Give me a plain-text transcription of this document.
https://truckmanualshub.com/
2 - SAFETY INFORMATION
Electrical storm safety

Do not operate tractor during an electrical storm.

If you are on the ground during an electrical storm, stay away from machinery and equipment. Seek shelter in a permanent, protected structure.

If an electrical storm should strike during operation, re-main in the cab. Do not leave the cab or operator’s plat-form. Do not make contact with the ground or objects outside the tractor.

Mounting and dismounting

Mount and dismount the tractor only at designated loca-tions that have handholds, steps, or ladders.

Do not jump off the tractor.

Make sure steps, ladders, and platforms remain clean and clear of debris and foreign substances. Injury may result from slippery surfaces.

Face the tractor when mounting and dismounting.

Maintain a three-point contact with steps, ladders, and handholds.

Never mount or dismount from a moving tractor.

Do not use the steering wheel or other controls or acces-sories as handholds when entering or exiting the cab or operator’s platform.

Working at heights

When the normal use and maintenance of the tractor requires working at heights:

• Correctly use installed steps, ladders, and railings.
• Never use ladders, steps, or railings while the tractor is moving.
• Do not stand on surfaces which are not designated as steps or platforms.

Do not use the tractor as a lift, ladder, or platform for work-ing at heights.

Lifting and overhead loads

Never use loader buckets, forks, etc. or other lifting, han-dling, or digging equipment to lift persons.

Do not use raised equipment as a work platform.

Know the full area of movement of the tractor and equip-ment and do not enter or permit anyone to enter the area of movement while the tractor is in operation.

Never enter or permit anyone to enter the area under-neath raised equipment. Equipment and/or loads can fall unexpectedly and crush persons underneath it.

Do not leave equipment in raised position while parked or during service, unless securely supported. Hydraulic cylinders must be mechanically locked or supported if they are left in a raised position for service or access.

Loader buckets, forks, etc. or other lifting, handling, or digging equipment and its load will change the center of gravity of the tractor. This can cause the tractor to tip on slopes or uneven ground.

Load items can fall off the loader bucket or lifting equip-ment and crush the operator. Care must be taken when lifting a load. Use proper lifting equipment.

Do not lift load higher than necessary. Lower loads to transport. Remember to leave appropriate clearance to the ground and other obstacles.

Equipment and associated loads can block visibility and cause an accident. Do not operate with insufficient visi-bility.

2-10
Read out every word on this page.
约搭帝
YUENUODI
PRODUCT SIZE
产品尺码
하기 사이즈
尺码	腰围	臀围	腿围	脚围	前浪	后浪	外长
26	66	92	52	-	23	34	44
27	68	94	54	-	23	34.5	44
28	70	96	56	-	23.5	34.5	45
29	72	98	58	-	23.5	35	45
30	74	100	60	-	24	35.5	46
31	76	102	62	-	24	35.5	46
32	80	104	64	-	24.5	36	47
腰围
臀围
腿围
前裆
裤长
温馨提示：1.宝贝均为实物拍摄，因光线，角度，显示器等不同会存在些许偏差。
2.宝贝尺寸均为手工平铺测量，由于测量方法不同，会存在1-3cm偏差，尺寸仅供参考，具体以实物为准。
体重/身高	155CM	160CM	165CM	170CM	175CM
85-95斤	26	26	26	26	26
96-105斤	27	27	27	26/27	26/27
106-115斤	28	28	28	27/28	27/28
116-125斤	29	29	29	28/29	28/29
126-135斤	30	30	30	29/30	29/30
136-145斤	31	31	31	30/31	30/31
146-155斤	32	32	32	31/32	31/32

........

# Exercise
Go through the material line by line. Show each line that contains the string "while".

# Solution
• Never use ladders, steps, or railings while the tractor is moving.
Know the full area of movement of the tractor and equip-ment and do not enter or permit anyone to enter the area of movement while the tractor is in operation.
Do not leave equipment in raised position while parked or during service, unless securely supported. Hydraulic cylinders must be mechanically locked or supported if they are left in a raised position for service or access.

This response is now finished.